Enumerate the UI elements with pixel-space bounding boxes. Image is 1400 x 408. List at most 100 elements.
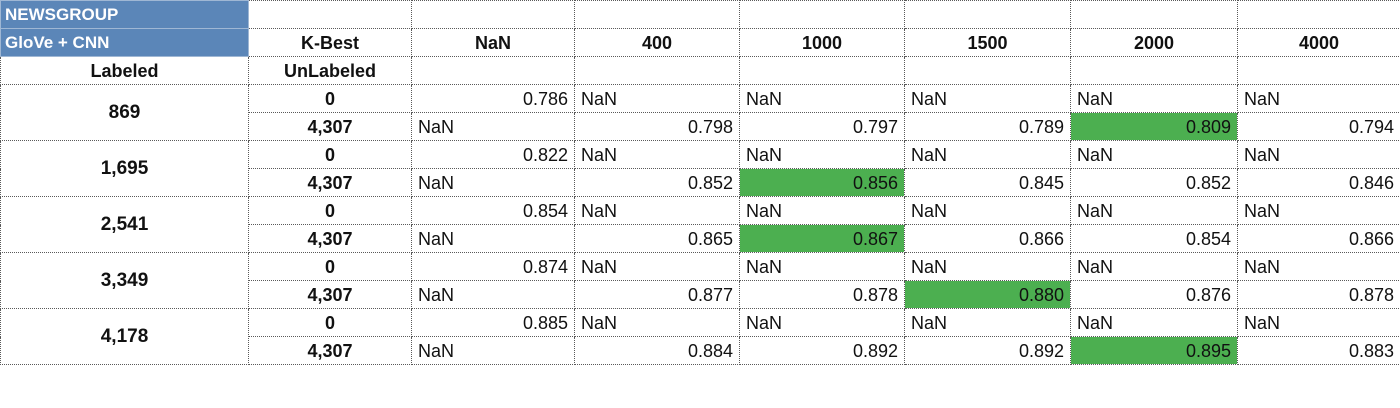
nan-cell: NaN [739,252,905,281]
best-score-cell: 0.809 [1070,112,1238,141]
best-score-cell: 0.880 [904,280,1071,309]
nan-cell: NaN [1237,308,1400,337]
title-line-1: NEWSGROUP [0,0,249,29]
empty-cell [574,0,740,29]
table-row: 2,541 0 0.854 NaN NaN NaN NaN NaN [0,196,1400,253]
unlabeled-count: 4,307 [248,168,412,197]
labeled-count: 869 [0,84,249,141]
empty-cell [904,0,1071,29]
nan-cell: NaN [411,224,575,253]
nan-cell: NaN [574,252,740,281]
score-cell: 0.874 [411,252,575,281]
nan-cell: NaN [1237,84,1400,113]
score-cell: 0.786 [411,84,575,113]
nan-cell: NaN [411,168,575,197]
score-cell: 0.798 [574,112,740,141]
table-row: 4,307 NaN 0.865 0.867 0.866 0.854 0.866 [1,224,1400,253]
empty-cell [411,56,575,85]
score-cell: 0.797 [739,112,905,141]
nan-cell: NaN [1070,308,1238,337]
empty-cell [1237,0,1400,29]
results-table: NEWSGROUP GloVe + CNN K-Best NaN 400 100… [0,0,1400,365]
nan-cell: NaN [574,140,740,169]
nan-cell: NaN [1237,140,1400,169]
score-cell: 0.854 [1070,224,1238,253]
score-cell: 0.878 [739,280,905,309]
unlabeled-count: 4,307 [248,280,412,309]
nan-cell: NaN [574,308,740,337]
nan-cell: NaN [411,112,575,141]
column-header: 1500 [904,28,1071,57]
table-row: 1,695 0 0.822 NaN NaN NaN NaN NaN [0,140,1400,197]
nan-cell: NaN [574,196,740,225]
score-cell: 0.822 [411,140,575,169]
table-row: 869 0 0.786 NaN NaN NaN NaN NaN [0,84,1400,141]
score-cell: 0.789 [904,112,1071,141]
nan-cell: NaN [1070,84,1238,113]
nan-cell: NaN [904,140,1071,169]
unlabeled-count: 0 [248,252,412,281]
empty-cell [248,0,412,29]
score-cell: 0.852 [574,168,740,197]
unlabeled-header: UnLabeled [248,56,412,85]
score-cell: 0.892 [904,336,1071,365]
nan-cell: NaN [574,84,740,113]
score-cell: 0.865 [574,224,740,253]
unlabeled-count: 0 [248,140,412,169]
nan-cell: NaN [904,84,1071,113]
table-row: 3,349 0 0.874 NaN NaN NaN NaN NaN [0,252,1400,309]
score-cell: 0.876 [1070,280,1238,309]
unlabeled-count: 0 [248,308,412,337]
empty-cell [904,56,1071,85]
table-row: 4,178 0 0.885 NaN NaN NaN NaN NaN [0,308,1400,365]
score-cell: 0.794 [1237,112,1400,141]
nan-cell: NaN [1237,252,1400,281]
unlabeled-count: 4,307 [248,224,412,253]
score-cell: 0.846 [1237,168,1400,197]
nan-cell: NaN [904,308,1071,337]
best-score-cell: 0.867 [739,224,905,253]
column-header: 1000 [739,28,905,57]
best-score-cell: 0.856 [739,168,905,197]
header-row-3: Labeled UnLabeled [0,56,1400,85]
nan-cell: NaN [1070,252,1238,281]
nan-cell: NaN [739,308,905,337]
nan-cell: NaN [411,280,575,309]
score-cell: 0.885 [411,308,575,337]
score-cell: 0.845 [904,168,1071,197]
nan-cell: NaN [739,196,905,225]
labeled-count: 1,695 [0,140,249,197]
table-row: 4,307 NaN 0.884 0.892 0.892 0.895 0.883 [1,336,1400,365]
unlabeled-count: 0 [248,196,412,225]
empty-cell [574,56,740,85]
empty-cell [739,56,905,85]
column-header: 2000 [1070,28,1238,57]
empty-cell [411,0,575,29]
empty-cell [1070,56,1238,85]
unlabeled-count: 0 [248,84,412,113]
nan-cell: NaN [904,196,1071,225]
table-row: 4,307 NaN 0.798 0.797 0.789 0.809 0.794 [1,112,1400,141]
nan-cell: NaN [904,252,1071,281]
table-row: 4,307 NaN 0.852 0.856 0.845 0.852 0.846 [1,168,1400,197]
labeled-count: 4,178 [0,308,249,365]
empty-cell [1237,56,1400,85]
header-row-1: NEWSGROUP [0,0,1400,29]
nan-cell: NaN [739,84,905,113]
score-cell: 0.877 [574,280,740,309]
table-row: 4,307 NaN 0.877 0.878 0.880 0.876 0.878 [1,280,1400,309]
score-cell: 0.866 [1237,224,1400,253]
best-score-cell: 0.895 [1070,336,1238,365]
title-line-2: GloVe + CNN [0,28,249,57]
empty-cell [739,0,905,29]
nan-cell: NaN [1070,140,1238,169]
nan-cell: NaN [1070,196,1238,225]
column-header: 400 [574,28,740,57]
labeled-header: Labeled [0,56,249,85]
nan-cell: NaN [739,140,905,169]
unlabeled-count: 4,307 [248,112,412,141]
score-cell: 0.878 [1237,280,1400,309]
unlabeled-count: 4,307 [248,336,412,365]
labeled-count: 3,349 [0,252,249,309]
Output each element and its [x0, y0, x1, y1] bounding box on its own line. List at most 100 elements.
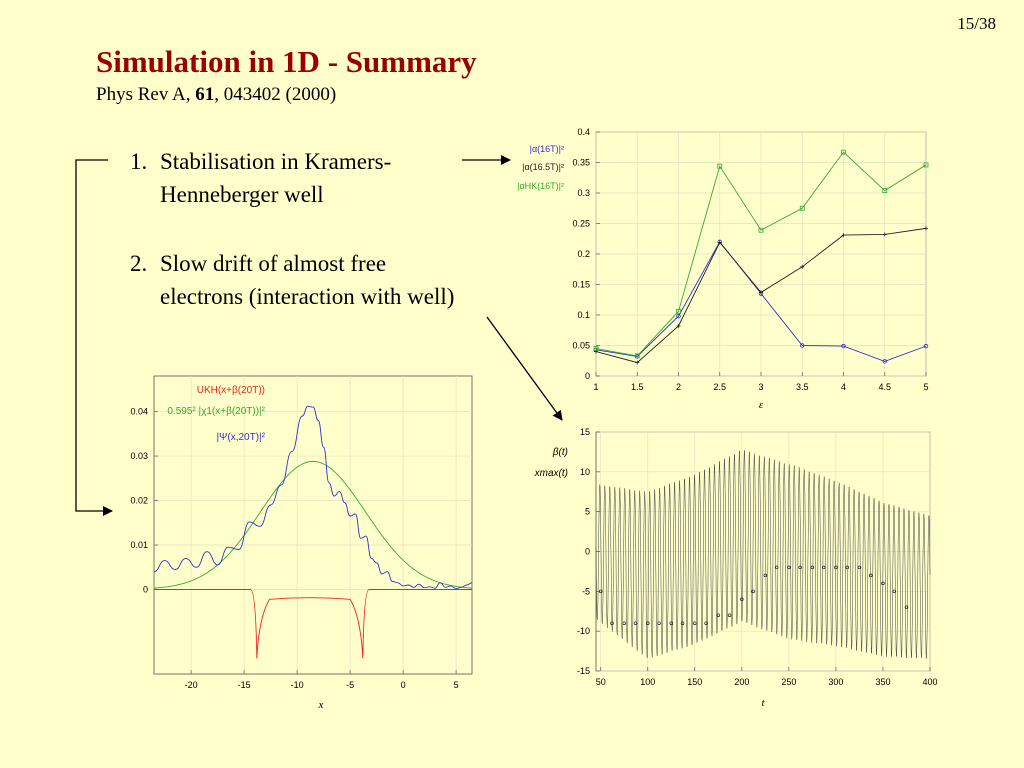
legend-entry: |α(16.5T)|² — [522, 162, 564, 172]
data-point-xmax — [904, 605, 909, 610]
y-tick-label: 0 — [143, 584, 148, 594]
legend-entry: |αHK(16T)|² — [517, 181, 564, 191]
reference-journal: Phys Rev A, — [96, 84, 196, 105]
x-tick-label: 350 — [875, 677, 890, 687]
legend-entry: xmax(t) — [534, 468, 568, 479]
data-point-xmax — [892, 589, 896, 594]
y-tick-label: -10 — [577, 626, 590, 636]
point-number: 1. — [130, 149, 148, 174]
data-point-xmax — [740, 597, 744, 602]
legend-entry: β(t) — [552, 447, 568, 458]
legend: |α(16T)|² |α(16.5T)|² |αHK(16T)|² — [517, 144, 564, 191]
y-tick-label: 0.04 — [130, 407, 148, 417]
x-tick-label: 1 — [593, 382, 598, 392]
y-tick-label: 15 — [580, 427, 590, 437]
x-tick-label: -20 — [185, 680, 198, 690]
x-tick-label: 400 — [922, 677, 937, 687]
y-tick-label: 0.03 — [130, 451, 148, 461]
data-point — [923, 162, 929, 168]
y-tick-label: 0.2 — [577, 249, 590, 259]
y-tick-label: -15 — [577, 666, 590, 676]
data-point-xmax — [821, 565, 826, 570]
data-point-xmax — [693, 621, 697, 625]
chart-wavefunction-vs-x: -20 -15 -10 -5 0 5 0 0.01 0.02 0.03 0.04 x UKH(x+β… — [130, 375, 473, 711]
data-point — [635, 360, 640, 365]
reference-volume: 61 — [195, 84, 215, 105]
y-tick-label: 0.35 — [572, 158, 590, 168]
data-point-xmax — [763, 573, 768, 578]
x-tick-label: 4 — [841, 382, 846, 392]
bracket-arrow — [75, 159, 113, 516]
data-point — [593, 346, 599, 351]
data-point — [676, 308, 681, 314]
x-tick-label: 3.5 — [796, 382, 809, 392]
y-tick-label: 0.15 — [572, 280, 590, 290]
data-point — [882, 359, 887, 364]
point-text-line1: Slow drift of almost free — [160, 251, 387, 276]
x-axis-label: ε — [759, 399, 764, 411]
series-line-psi — [153, 405, 473, 590]
y-tick-label: 0 — [585, 547, 590, 557]
data-point — [799, 205, 805, 211]
x-tick-label: 5 — [923, 382, 928, 392]
data-point — [882, 188, 888, 193]
y-tick-label: 10 — [580, 467, 590, 477]
x-tick-label: 4.5 — [878, 382, 891, 392]
x-tick-label: 300 — [828, 677, 843, 687]
data-point — [923, 343, 929, 349]
data-point-xmax — [810, 565, 815, 570]
data-point-xmax — [716, 613, 721, 617]
arrow-to-t-plot — [486, 316, 563, 421]
data-point-xmax — [787, 565, 791, 570]
x-axis-label: t — [761, 697, 765, 709]
data-point — [841, 233, 846, 238]
data-point-xmax — [857, 565, 862, 570]
data-point — [841, 149, 846, 155]
data-point-xmax — [610, 621, 614, 625]
x-tick-label: -10 — [291, 680, 304, 690]
data-point-xmax — [680, 621, 685, 625]
data-point-xmax — [727, 613, 732, 617]
x-axis-label: x — [318, 699, 324, 711]
x-tick-label: 5 — [454, 680, 459, 690]
y-tick-label: -5 — [582, 586, 590, 596]
x-tick-label: 150 — [687, 677, 702, 687]
data-point-xmax — [704, 621, 708, 625]
data-point — [800, 264, 805, 269]
point-text-line1: Stabilisation in Kramers- — [160, 149, 392, 174]
y-tick-label: 0.02 — [130, 496, 148, 506]
data-point-xmax — [669, 621, 674, 625]
data-point-xmax — [774, 565, 779, 570]
x-tick-label: -15 — [238, 680, 251, 690]
data-point — [676, 314, 681, 319]
data-point — [717, 163, 723, 169]
x-tick-label: 2 — [676, 382, 681, 392]
x-tick-label: 50 — [596, 677, 606, 687]
legend-entry: 0.595² |χ1(x+β(20T))|² — [167, 406, 265, 417]
point-number: 2. — [130, 251, 148, 276]
reference: Phys Rev A, 61, 043402 (2000) — [96, 84, 336, 106]
y-tick-label: 0.25 — [572, 219, 590, 229]
data-point — [882, 232, 887, 237]
data-point — [634, 353, 640, 359]
data-point-xmax — [633, 621, 638, 625]
data-point-xmax — [845, 565, 849, 570]
reference-rest: , 043402 (2000) — [214, 84, 337, 105]
slide-title: Simulation in 1D - Summary — [96, 44, 477, 79]
x-tick-label: 2.5 — [713, 382, 726, 392]
y-tick-label: 0.4 — [577, 127, 590, 137]
data-point-xmax — [657, 621, 661, 625]
legend-entry: |α(16T)|² — [530, 144, 564, 154]
data-point — [758, 227, 764, 233]
summary-point-1: 1. Stabilisation in Kramers- Henneberger … — [130, 145, 391, 211]
y-tick-label: 0.05 — [572, 341, 590, 351]
point-text-line2: electrons (interaction with well) — [160, 284, 455, 309]
series-line — [595, 151, 927, 357]
data-point-xmax — [645, 621, 650, 625]
data-point-xmax — [868, 573, 873, 578]
data-point-xmax — [881, 581, 885, 586]
x-tick-label: 0 — [401, 680, 406, 690]
y-tick-label: 0.01 — [130, 540, 148, 550]
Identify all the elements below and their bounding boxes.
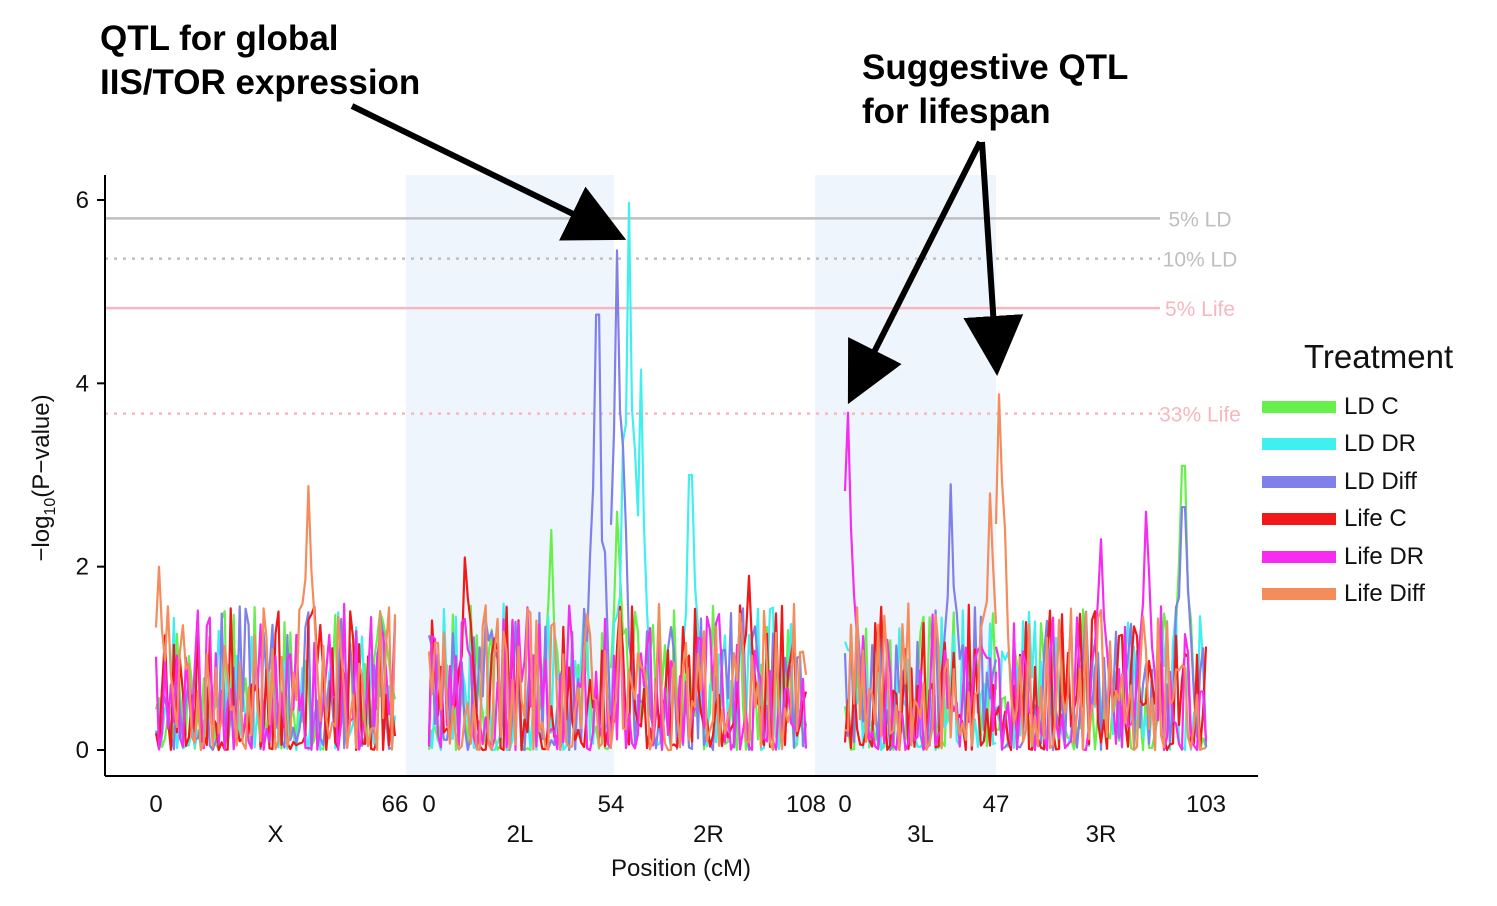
▬▬▬▬▬▬▬▬▬▬
## Directive
Copy out the lines of the listing above, from the line with "legend-entry: |α(16.5T)|² —" through the line with "data-point — [676, 308, 681, 314]", both included, keeping every character as it appears.

## Exercise answer
legend-entry: |α(16.5T)|² — [522, 162, 564, 172]
data-point-xmax — [904, 605, 909, 610]
y-tick-label: 0 — [143, 584, 148, 594]
legend-entry: |αHK(16T)|² — [517, 181, 564, 191]
reference-journal: Phys Rev A, — [96, 84, 196, 105]
x-tick-label: 350 — [875, 677, 890, 687]
legend-entry: xmax(t) — [534, 468, 568, 479]
data-point-xmax — [892, 589, 896, 594]
y-tick-label: -10 — [577, 626, 590, 636]
point-number: 1. — [130, 149, 148, 174]
data-point-xmax — [740, 597, 744, 602]
legend-entry: β(t) — [552, 447, 568, 458]
legend: |α(16T)|² |α(16.5T)|² |αHK(16T)|² — [517, 144, 564, 191]
y-tick-label: 0.04 — [130, 407, 148, 417]
x-tick-label: 1 — [593, 382, 598, 392]
y-tick-label: 15 — [580, 427, 590, 437]
x-tick-label: -20 — [185, 680, 198, 690]
x-tick-label: 400 — [922, 677, 937, 687]
y-tick-label: 0.03 — [130, 451, 148, 461]
data-point — [923, 162, 929, 168]
y-tick-label: 0.2 — [577, 249, 590, 259]
y-tick-label: -15 — [577, 666, 590, 676]
data-point-xmax — [821, 565, 826, 570]
data-point-xmax — [693, 621, 697, 625]
chart-wavefunction-vs-x: -20 -15 -10 -5 0 5 0 0.01 0.02 0.03 0.04 x UKH(x+β… — [130, 375, 473, 711]
data-point — [635, 360, 640, 365]
reference-volume: 61 — [195, 84, 215, 105]
y-tick-label: 0.35 — [572, 158, 590, 168]
data-point-xmax — [763, 573, 768, 578]
x-tick-label: 4 — [841, 382, 846, 392]
bracket-arrow — [75, 159, 113, 516]
data-point — [593, 346, 599, 351]
data-point — [676, 308, 681, 314]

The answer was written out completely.